Extracted records

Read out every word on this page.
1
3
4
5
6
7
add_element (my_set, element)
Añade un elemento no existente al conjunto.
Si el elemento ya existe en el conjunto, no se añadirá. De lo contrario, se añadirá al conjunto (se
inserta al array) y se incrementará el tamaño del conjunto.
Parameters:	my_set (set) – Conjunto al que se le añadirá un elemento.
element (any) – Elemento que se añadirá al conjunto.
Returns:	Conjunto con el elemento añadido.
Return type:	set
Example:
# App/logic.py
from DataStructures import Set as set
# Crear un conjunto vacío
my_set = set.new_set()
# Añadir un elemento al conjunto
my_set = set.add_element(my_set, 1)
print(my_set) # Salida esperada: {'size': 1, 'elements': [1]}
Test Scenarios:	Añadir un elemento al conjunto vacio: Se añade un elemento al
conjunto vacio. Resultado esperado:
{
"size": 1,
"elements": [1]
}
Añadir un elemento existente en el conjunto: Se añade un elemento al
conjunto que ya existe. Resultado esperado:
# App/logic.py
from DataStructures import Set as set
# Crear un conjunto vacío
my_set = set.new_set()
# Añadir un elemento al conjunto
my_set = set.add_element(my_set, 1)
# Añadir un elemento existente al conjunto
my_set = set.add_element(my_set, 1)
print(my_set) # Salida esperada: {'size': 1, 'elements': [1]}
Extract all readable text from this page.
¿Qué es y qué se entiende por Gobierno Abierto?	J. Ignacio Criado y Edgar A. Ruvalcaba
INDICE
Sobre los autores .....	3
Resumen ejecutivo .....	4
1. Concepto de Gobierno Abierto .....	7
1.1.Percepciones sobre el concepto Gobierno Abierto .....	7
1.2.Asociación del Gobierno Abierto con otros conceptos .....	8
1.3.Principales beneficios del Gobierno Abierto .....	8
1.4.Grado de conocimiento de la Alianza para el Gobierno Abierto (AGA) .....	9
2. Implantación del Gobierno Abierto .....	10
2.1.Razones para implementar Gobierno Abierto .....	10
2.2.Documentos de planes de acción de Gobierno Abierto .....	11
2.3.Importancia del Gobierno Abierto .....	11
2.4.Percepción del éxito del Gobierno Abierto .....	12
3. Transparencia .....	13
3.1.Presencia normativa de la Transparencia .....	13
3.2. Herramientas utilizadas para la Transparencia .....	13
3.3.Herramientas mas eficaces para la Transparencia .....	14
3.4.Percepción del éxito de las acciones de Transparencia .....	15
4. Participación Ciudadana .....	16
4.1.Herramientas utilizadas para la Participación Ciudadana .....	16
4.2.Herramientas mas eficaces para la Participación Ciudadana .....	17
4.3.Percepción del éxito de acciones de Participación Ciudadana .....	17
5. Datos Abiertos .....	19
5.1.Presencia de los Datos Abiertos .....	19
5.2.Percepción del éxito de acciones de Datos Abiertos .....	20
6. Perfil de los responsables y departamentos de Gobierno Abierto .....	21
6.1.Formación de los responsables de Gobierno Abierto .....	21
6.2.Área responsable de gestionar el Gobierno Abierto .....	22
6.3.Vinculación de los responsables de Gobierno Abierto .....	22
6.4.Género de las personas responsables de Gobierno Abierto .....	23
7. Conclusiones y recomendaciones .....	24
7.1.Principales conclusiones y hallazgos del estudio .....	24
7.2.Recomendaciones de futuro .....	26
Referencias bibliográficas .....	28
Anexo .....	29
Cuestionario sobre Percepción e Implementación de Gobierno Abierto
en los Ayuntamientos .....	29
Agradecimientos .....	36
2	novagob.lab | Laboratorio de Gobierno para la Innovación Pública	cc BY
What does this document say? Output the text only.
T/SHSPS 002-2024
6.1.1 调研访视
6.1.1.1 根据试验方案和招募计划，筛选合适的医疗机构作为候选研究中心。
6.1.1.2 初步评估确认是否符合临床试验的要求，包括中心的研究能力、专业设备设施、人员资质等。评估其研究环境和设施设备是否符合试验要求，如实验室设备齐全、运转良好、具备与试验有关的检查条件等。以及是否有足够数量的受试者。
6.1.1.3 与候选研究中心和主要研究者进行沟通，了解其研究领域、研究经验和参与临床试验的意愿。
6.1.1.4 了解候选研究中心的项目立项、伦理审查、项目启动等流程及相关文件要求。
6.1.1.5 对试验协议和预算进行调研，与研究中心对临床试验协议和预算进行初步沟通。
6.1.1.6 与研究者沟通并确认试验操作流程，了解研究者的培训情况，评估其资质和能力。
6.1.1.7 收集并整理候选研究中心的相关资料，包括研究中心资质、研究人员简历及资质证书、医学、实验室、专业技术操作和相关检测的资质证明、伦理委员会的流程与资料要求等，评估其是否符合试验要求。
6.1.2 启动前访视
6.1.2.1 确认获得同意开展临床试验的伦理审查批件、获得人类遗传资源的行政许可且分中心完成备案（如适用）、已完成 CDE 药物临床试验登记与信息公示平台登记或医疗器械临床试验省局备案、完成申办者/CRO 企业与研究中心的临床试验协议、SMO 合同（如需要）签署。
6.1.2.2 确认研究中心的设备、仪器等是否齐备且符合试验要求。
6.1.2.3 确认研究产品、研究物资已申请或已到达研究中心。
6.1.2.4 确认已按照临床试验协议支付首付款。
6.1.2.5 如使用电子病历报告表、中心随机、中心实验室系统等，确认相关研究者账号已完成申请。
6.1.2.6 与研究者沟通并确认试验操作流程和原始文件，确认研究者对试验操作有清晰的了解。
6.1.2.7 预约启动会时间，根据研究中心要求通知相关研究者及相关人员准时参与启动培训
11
...
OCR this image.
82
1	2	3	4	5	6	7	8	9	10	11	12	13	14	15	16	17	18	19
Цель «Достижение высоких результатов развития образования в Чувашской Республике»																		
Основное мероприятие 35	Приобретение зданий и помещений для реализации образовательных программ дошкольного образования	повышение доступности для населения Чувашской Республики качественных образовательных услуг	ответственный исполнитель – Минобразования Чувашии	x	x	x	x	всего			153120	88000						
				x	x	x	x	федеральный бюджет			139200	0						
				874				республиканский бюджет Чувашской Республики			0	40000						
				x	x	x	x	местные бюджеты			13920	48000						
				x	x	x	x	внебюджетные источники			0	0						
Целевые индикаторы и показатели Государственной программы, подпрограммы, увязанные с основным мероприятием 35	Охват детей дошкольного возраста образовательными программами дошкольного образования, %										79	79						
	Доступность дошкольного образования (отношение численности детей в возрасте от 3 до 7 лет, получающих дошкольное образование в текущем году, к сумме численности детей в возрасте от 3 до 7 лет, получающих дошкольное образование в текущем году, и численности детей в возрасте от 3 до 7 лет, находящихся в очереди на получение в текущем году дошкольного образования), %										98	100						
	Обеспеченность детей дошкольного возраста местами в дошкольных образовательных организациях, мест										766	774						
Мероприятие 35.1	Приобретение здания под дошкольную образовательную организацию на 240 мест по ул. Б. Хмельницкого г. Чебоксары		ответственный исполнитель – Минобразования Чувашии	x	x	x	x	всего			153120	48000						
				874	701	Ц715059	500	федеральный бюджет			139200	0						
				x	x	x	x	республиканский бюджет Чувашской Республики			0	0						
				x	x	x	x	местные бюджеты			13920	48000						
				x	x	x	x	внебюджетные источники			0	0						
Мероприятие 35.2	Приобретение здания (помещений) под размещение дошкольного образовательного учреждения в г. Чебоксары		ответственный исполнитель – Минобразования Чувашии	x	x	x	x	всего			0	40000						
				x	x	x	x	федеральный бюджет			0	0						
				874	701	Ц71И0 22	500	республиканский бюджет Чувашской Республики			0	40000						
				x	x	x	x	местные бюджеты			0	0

*WRITTEN REQUEST:*
Search the lines for the string "utilizadas" and copy every line that has it.

*EXPECTED ANSWER:*
3.2. Herramientas utilizadas para la Transparencia .....	13
4.1.Herramientas utilizadas para la Participación Ciudadana .....	16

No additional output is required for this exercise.